# REQUIRED ACTION
Line by line, reproduce the records exactly.

===== MATERIAL SUPPLIED =====

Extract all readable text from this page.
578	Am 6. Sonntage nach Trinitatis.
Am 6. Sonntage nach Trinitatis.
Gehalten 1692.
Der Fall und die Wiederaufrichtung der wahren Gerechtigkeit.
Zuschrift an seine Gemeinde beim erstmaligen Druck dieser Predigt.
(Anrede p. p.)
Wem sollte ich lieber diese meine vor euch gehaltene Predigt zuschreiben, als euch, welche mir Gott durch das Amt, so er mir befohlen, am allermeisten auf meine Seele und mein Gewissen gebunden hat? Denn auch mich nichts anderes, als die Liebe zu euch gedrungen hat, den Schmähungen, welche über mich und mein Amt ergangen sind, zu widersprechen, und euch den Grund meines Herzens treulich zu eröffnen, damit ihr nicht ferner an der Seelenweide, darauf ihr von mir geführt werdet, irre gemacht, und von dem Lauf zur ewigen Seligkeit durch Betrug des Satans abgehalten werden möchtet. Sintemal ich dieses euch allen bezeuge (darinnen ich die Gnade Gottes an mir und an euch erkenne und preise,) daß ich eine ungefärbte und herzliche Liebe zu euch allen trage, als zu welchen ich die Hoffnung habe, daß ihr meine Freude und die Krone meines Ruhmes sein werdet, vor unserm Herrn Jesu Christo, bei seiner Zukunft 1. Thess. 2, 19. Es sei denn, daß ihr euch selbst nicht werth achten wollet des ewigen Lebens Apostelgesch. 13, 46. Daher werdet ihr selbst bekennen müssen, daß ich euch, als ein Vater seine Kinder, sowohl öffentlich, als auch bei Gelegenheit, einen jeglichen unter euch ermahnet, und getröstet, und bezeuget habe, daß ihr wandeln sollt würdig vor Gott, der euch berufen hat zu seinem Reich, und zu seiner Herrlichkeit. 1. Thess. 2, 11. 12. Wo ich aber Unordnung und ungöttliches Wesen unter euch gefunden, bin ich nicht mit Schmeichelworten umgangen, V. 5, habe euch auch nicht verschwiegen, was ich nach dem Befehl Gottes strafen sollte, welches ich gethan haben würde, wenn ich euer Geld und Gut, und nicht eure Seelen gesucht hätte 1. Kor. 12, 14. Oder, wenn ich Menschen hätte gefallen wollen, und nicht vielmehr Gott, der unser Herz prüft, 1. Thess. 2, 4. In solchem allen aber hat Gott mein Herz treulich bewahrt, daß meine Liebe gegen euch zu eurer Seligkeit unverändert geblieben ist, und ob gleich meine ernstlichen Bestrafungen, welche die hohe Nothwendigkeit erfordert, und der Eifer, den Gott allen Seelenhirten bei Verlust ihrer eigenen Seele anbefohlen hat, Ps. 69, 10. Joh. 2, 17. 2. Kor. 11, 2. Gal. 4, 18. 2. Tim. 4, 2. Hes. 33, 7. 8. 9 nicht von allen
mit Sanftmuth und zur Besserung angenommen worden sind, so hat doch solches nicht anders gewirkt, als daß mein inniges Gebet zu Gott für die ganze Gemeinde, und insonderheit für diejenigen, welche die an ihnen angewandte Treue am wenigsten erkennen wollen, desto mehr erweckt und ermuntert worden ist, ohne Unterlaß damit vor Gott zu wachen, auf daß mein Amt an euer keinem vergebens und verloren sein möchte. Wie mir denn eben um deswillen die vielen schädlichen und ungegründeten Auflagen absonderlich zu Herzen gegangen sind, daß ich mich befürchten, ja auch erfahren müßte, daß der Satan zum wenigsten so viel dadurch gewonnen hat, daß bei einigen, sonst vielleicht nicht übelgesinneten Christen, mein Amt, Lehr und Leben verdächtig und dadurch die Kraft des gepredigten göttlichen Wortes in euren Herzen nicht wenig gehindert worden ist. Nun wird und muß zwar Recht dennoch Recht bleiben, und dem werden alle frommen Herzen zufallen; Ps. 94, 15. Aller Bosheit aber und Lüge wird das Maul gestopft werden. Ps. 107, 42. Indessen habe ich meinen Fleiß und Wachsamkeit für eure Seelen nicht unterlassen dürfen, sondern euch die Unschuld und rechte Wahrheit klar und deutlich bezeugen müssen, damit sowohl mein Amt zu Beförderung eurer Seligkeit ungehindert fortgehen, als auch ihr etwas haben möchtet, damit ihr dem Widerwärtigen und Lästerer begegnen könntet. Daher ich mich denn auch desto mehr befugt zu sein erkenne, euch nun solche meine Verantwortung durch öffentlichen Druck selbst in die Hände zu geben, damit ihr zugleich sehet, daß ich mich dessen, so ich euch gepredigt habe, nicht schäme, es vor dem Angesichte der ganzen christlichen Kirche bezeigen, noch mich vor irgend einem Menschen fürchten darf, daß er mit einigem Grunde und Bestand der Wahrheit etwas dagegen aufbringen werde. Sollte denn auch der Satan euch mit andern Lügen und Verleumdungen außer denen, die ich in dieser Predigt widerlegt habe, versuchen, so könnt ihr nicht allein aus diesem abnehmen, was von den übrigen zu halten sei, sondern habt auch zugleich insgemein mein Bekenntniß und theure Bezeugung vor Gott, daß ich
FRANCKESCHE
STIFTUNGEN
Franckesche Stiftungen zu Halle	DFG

=====

# THE COMPLETED TASK
Extract all readable text from this page.
578	Am 6. Sonntage nach Trinitatis.
Am 6. Sonntage nach Trinitatis.
Gehalten 1692.
Der Fall und die Wiederaufrichtung der wahren Gerechtigkeit.
Zuschrift an seine Gemeinde beim erstmaligen Druck dieser Predigt.
(Anrede p. p.)
Wem sollte ich lieber diese meine vor euch gehaltene Predigt zuschreiben, als euch, welche mir Gott durch das Amt, so er mir befohlen, am allermeisten auf meine Seele und mein Gewissen gebunden hat? Denn auch mich nichts anderes, als die Liebe zu euch gedrungen hat, den Schmähungen, welche über mich und mein Amt ergangen sind, zu widersprechen, und euch den Grund meines Herzens treulich zu eröffnen, damit ihr nicht ferner an der Seelenweide, darauf ihr von mir geführt werdet, irre gemacht, und von dem Lauf zur ewigen Seligkeit durch Betrug des Satans abgehalten werden möchtet. Sintemal ich dieses euch allen bezeuge (darinnen ich die Gnade Gottes an mir und an euch erkenne und preise,) daß ich eine ungefärbte und herzliche Liebe zu euch allen trage, als zu welchen ich die Hoffnung habe, daß ihr meine Freude und die Krone meines Ruhmes sein werdet, vor unserm Herrn Jesu Christo, bei seiner Zukunft 1. Thess. 2, 19. Es sei denn, daß ihr euch selbst nicht werth achten wollet des ewigen Lebens Apostelgesch. 13, 46. Daher werdet ihr selbst bekennen müssen, daß ich euch, als ein Vater seine Kinder, sowohl öffentlich, als auch bei Gelegenheit, einen jeglichen unter euch ermahnet, und getröstet, und bezeuget habe, daß ihr wandeln sollt würdig vor Gott, der euch berufen hat zu seinem Reich, und zu seiner Herrlichkeit. 1. Thess. 2, 11. 12. Wo ich aber Unordnung und ungöttliches Wesen unter euch gefunden, bin ich nicht mit Schmeichelworten umgangen, V. 5, habe euch auch nicht verschwiegen, was ich nach dem Befehl Gottes strafen sollte, welches ich gethan haben würde, wenn ich euer Geld und Gut, und nicht eure Seelen gesucht hätte 1. Kor. 12, 14. Oder, wenn ich Menschen hätte gefallen wollen, und nicht vielmehr Gott, der unser Herz prüft, 1. Thess. 2, 4. In solchem allen aber hat Gott mein Herz treulich bewahrt, daß meine Liebe gegen euch zu eurer Seligkeit unverändert geblieben ist, und ob gleich meine ernstlichen Bestrafungen, welche die hohe Nothwendigkeit erfordert, und der Eifer, den Gott allen Seelenhirten bei Verlust ihrer eigenen Seele anbefohlen hat, Ps. 69, 10. Joh. 2, 17. 2. Kor. 11, 2. Gal. 4, 18. 2. Tim. 4, 2. Hes. 33, 7. 8. 9 nicht von allen
mit Sanftmuth und zur Besserung angenommen worden sind, so hat doch solches nicht anders gewirkt, als daß mein inniges Gebet zu Gott für die ganze Gemeinde, und insonderheit für diejenigen, welche die an ihnen angewandte Treue am wenigsten erkennen wollen, desto mehr erweckt und ermuntert worden ist, ohne Unterlaß damit vor Gott zu wachen, auf daß mein Amt an euer keinem vergebens und verloren sein möchte. Wie mir denn eben um deswillen die vielen schädlichen und ungegründeten Auflagen absonderlich zu Herzen gegangen sind, daß ich mich befürchten, ja auch erfahren müßte, daß der Satan zum wenigsten so viel dadurch gewonnen hat, daß bei einigen, sonst vielleicht nicht übelgesinneten Christen, mein Amt, Lehr und Leben verdächtig und dadurch die Kraft des gepredigten göttlichen Wortes in euren Herzen nicht wenig gehindert worden ist. Nun wird und muß zwar Recht dennoch Recht bleiben, und dem werden alle frommen Herzen zufallen; Ps. 94, 15. Aller Bosheit aber und Lüge wird das Maul gestopft werden. Ps. 107, 42. Indessen habe ich meinen Fleiß und Wachsamkeit für eure Seelen nicht unterlassen dürfen, sondern euch die Unschuld und rechte Wahrheit klar und deutlich bezeugen müssen, damit sowohl mein Amt zu Beförderung eurer Seligkeit ungehindert fortgehen, als auch ihr etwas haben möchtet, damit ihr dem Widerwärtigen und Lästerer begegnen könntet. Daher ich mich denn auch desto mehr befugt zu sein erkenne, euch nun solche meine Verantwortung durch öffentlichen Druck selbst in die Hände zu geben, damit ihr zugleich sehet, daß ich mich dessen, so ich euch gepredigt habe, nicht schäme, es vor dem Angesichte der ganzen christlichen Kirche bezeigen, noch mich vor irgend einem Menschen fürchten darf, daß er mit einigem Grunde und Bestand der Wahrheit etwas dagegen aufbringen werde. Sollte denn auch der Satan euch mit andern Lügen und Verleumdungen außer denen, die ich in dieser Predigt widerlegt habe, versuchen, so könnt ihr nicht allein aus diesem abnehmen, was von den übrigen zu halten sei, sondern habt auch zugleich insgemein mein Bekenntniß und theure Bezeugung vor Gott, daß ich
FRANCKESCHE
STIFTUNGEN
Franckesche Stiftungen zu Halle	DFG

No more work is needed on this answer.